▶ _Exercise_
State only how many lines contain the string "Test".

Source data:
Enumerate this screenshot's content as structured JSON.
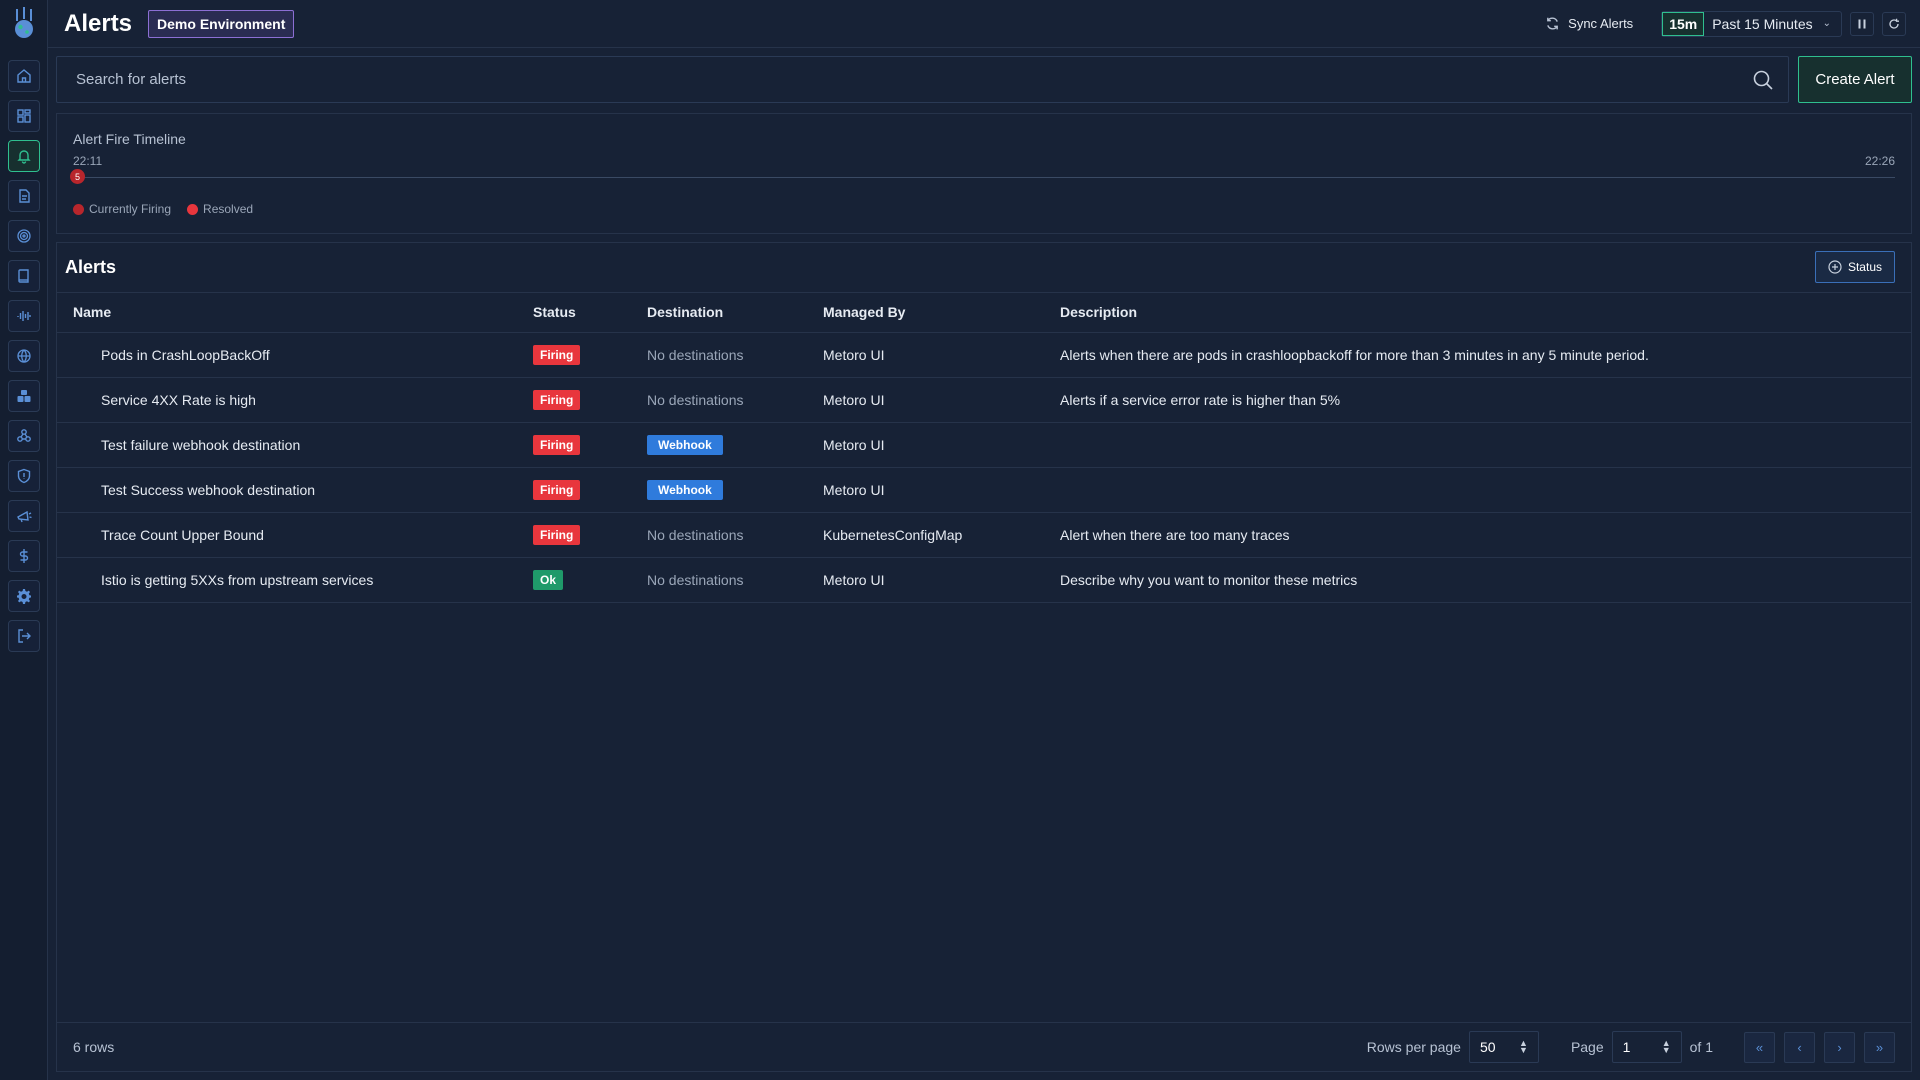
{
  "header": {
    "title": "Alerts",
    "environment": "Demo Environment",
    "sync_label": "Sync Alerts",
    "range_short": "15m",
    "range_label": "Past 15 Minutes"
  },
  "search": {
    "placeholder": "Search for alerts",
    "value": ""
  },
  "create_button": "Create Alert",
  "timeline": {
    "title": "Alert Fire Timeline",
    "start_time": "22:11",
    "end_time": "22:26",
    "marker_count": "5",
    "legend": [
      {
        "label": "Currently Firing",
        "color": "#b8262c"
      },
      {
        "label": "Resolved",
        "color": "#e8363d"
      }
    ]
  },
  "alerts_panel": {
    "title": "Alerts",
    "status_filter_label": "Status",
    "columns": [
      "Name",
      "Status",
      "Destination",
      "Managed By",
      "Description"
    ],
    "rows": [
      {
        "name": "Pods in CrashLoopBackOff",
        "status": "Firing",
        "destination": "No destinations",
        "managed_by": "Metoro UI",
        "description": "Alerts when there are pods in crashloopbackoff for more than 3 minutes in any 5 minute period."
      },
      {
        "name": "Service 4XX Rate is high",
        "status": "Firing",
        "destination": "No destinations",
        "managed_by": "Metoro UI",
        "description": "Alerts if a service error rate is higher than 5%"
      },
      {
        "name": "Test failure webhook destination",
        "status": "Firing",
        "destination": "Webhook",
        "managed_by": "Metoro UI",
        "description": ""
      },
      {
        "name": "Test Success webhook destination",
        "status": "Firing",
        "destination": "Webhook",
        "managed_by": "Metoro UI",
        "description": ""
      },
      {
        "name": "Trace Count Upper Bound",
        "status": "Firing",
        "destination": "No destinations",
        "managed_by": "KubernetesConfigMap",
        "description": "Alert when there are too many traces"
      },
      {
        "name": "Istio is getting 5XXs from upstream services",
        "status": "Ok",
        "destination": "No destinations",
        "managed_by": "Metoro UI",
        "description": "Describe why you want to monitor these metrics"
      }
    ]
  },
  "footer": {
    "row_count": "6 rows",
    "rows_per_page_label": "Rows per page",
    "rows_per_page_value": "50",
    "page_label": "Page",
    "page_value": "1",
    "page_total": "of 1"
  },
  "colors": {
    "background": "#172236",
    "accent_green": "#2fbf8f",
    "firing_red": "#e8363d",
    "ok_green": "#1f9a6a",
    "webhook_blue": "#2f7bdc",
    "env_purple": "#8c6fd4"
  },
  "sidebar_icons": [
    "home-icon",
    "dashboard-icon",
    "bell-icon",
    "logs-icon",
    "fingerprint-icon",
    "book-icon",
    "waveform-icon",
    "globe-icon",
    "cluster-icon",
    "nodes-icon",
    "shield-icon",
    "megaphone-icon",
    "dollar-icon",
    "gear-icon",
    "logout-icon"
  ]
}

▶ _The reply_
2